◆ PROBLEM DESCRIPTION ◆
Copy each line of the entries that contains the word "城的气温符合避暑的标准".
START DATA EXTRACT
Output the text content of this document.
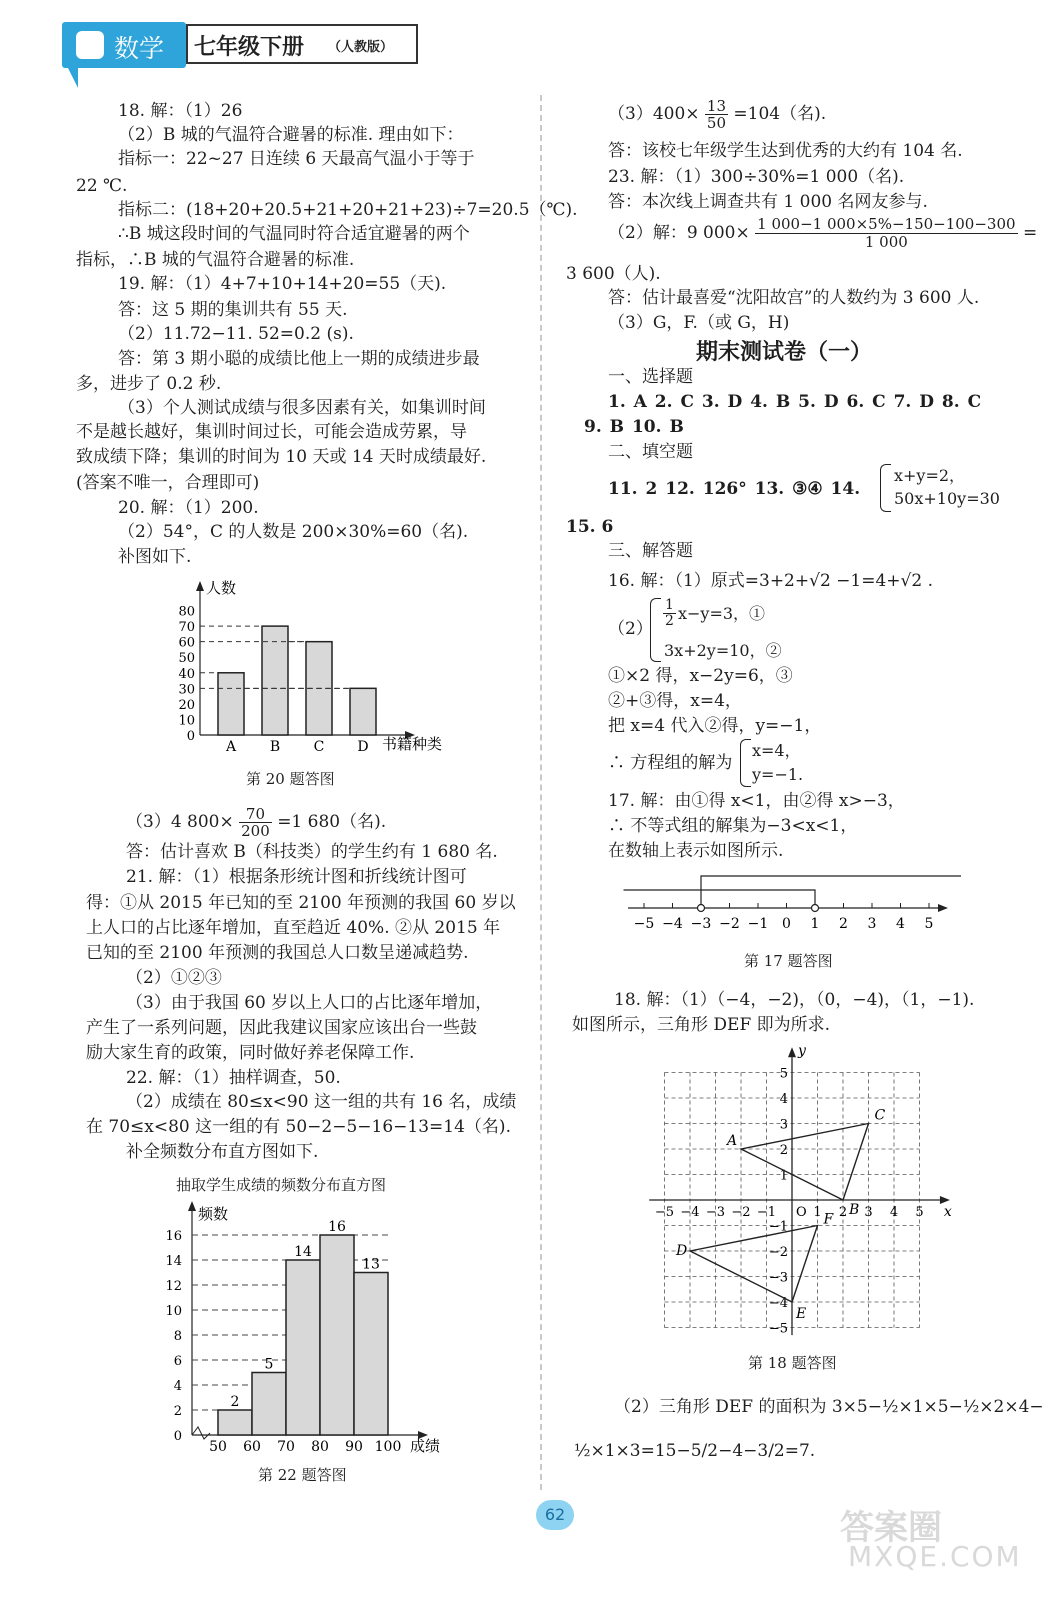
数学 七年级下册 （人教版）
18. 解：（1）26
（2）B 城的气温符合避暑的标准. 理由如下：
指标一：22~27 日连续 6 天最高气温小于等于
22 ℃.
指标二：(18+20+20.5+21+20+21+23)÷7=20.5（℃).
∴B 城这段时间的气温同时符合适宜避暑的两个
指标，∴B 城的气温符合避暑的标准.
19. 解：（1）4+7+10+14+20=55（天).
答：这 5 期的集训共有 55 天.
（2）11.72−11. 52=0.2 (s).
答：第 3 期小聪的成绩比他上一期的成绩进步最
多，进步了 0.2 秒.
（3）个人测试成绩与很多因素有关，如集训时间
不是越长越好，集训时间过长，可能会造成劳累，导
致成绩下降；集训的时间为 10 天或 14 天时成绩最好.
(答案不唯一，合理即可)
20. 解：（1）200.
（2）54°，C 的人数是 200×30%=60（名).
补图如下.
人数
书籍种类
0
10
20
30
40
50
60
70
80
A B C D
第 20 题答图
（3）4 $800\times \frac{70}{200} =1$ 680（名).
答：估计喜欢 B（科技类）的学生约有 1 680 名.
21. 解：（1）根据条形统计图和折线统计图可
得：①从 2015 年已知的至 2100 年预测的我国 60 岁以
上人口的占比逐年增加，直至趋近 40%. ②从 2015 年
已知的至 2100 年预测的我国总人口数呈递减趋势.
（2）①②③
（3）由于我国 60 岁以上人口的占比逐年增加，
产生了一系列问题，因此我建议国家应该出台一些鼓
励大家生育的政策，同时做好养老保障工作.
22. 解：（1）抽样调查，50.
（2）成绩在 80≤x<90 这一组的共有 16 名，成绩
在 70≤x<80 这一组的有 50−2−5−16−13=14（名).
补全频数分布直方图如下.
抽取学生成绩的频数分布直方图
频数
成绩
0
2
4
6
8
10
12
14
16
2
5
14
16
13
50 60 70 80 90 100
第 22 题答图
$(3)400\times \frac{13}{50} =104$（名).
答：该校七年级学生达到优秀的大约有 104 名.
23. 解：（1）300÷30%=1 000（名).
答：本次线上调查共有 1 000 名网友参与.
（2）解：9 $000\times \frac{1 000-1 000\times 5\%-150-100-300}{1 000}$ =
3 600（人).
答：估计最喜爱“沈阳故宫”的人数约为 3 600 人.
（3）G，F.（或 G，H)
期末测试卷（一）
一、选择题
1. A 2. C 3. D 4. B 5. D 6. C 7. D 8. C
9. B 10. B
二、填空题
11. 2 12. 126° 13. ③④ 14.
x+y=2，
50x+10y=30
15. 6
三、解答题
16. 解：（1）原式=3+2+√2 −1=4+√2 .
$(2) \frac{1}{2} x-y=3$，①
3x+2y=10，②
①×2 得，x−2y=6，③
②+③得，x=4，
把 x=4 代入②得，y=−1，
∴ 方程组的解为
x=4，
y=−1.
17. 解：由①得 x<1，由②得 x>−3，
∴ 不等式组的解集为−3<x<1，
在数轴上表示如图所示.
−5 −4 −3 −2 −1 0 1 2 3 4 5
第 17 题答图
18. 解：（1）（−4，−2)，（0，−4)，（1，−1).
如图所示，三角形 DEF 即为所求.
x
y
−5
−5
−4
−4
−3
−3
−2
−2
−1
−1
1
1
2
2
3
3
4
4
5
5
O
A
B
C
D
E
F
第 18 题答图
（2）三角形 DEF 的面积为 3×5−½×1×5−½×2×4−
½×1×3=15−5/2−4−3/2=7.
62	答案圈
MXQE.COM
END DATA EXTRACT
◆ OUTPUT ◆
（2）B 城的气温符合避暑的标准. 理由如下：
指标，∴B 城的气温符合避暑的标准.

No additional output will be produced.